> _Problem description_
Tally the lines in the listing below that include "text". Answer with the count and nothing more.

> _Listed records_
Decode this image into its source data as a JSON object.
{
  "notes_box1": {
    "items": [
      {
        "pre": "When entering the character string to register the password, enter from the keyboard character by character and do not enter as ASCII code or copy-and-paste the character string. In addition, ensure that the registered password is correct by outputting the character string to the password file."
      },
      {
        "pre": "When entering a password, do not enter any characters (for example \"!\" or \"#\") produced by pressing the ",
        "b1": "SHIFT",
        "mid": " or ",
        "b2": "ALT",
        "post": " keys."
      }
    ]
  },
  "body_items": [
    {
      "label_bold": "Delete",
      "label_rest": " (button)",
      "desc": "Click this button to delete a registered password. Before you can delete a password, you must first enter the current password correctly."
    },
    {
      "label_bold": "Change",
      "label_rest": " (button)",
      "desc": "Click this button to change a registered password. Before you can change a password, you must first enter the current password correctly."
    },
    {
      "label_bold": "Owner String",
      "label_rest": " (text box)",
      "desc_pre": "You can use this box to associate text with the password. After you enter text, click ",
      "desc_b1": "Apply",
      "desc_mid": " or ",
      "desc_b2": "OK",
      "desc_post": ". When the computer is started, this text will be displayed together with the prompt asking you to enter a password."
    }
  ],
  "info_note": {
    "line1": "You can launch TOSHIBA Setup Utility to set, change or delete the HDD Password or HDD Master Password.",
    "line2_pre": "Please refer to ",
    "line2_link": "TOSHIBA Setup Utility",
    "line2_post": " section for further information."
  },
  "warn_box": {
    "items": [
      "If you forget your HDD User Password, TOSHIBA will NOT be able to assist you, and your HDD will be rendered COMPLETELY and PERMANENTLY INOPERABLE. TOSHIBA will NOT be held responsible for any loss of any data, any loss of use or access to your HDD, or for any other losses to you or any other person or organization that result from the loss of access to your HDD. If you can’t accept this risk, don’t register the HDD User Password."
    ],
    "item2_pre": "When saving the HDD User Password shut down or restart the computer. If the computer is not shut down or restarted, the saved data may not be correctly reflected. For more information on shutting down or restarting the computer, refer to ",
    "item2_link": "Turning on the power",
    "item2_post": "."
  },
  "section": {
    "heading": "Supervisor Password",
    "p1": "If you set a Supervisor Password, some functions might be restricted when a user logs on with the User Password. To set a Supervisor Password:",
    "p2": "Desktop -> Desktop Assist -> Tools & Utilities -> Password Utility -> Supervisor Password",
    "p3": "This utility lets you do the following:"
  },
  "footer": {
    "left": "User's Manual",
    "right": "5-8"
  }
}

> _Answer for this exercise_
3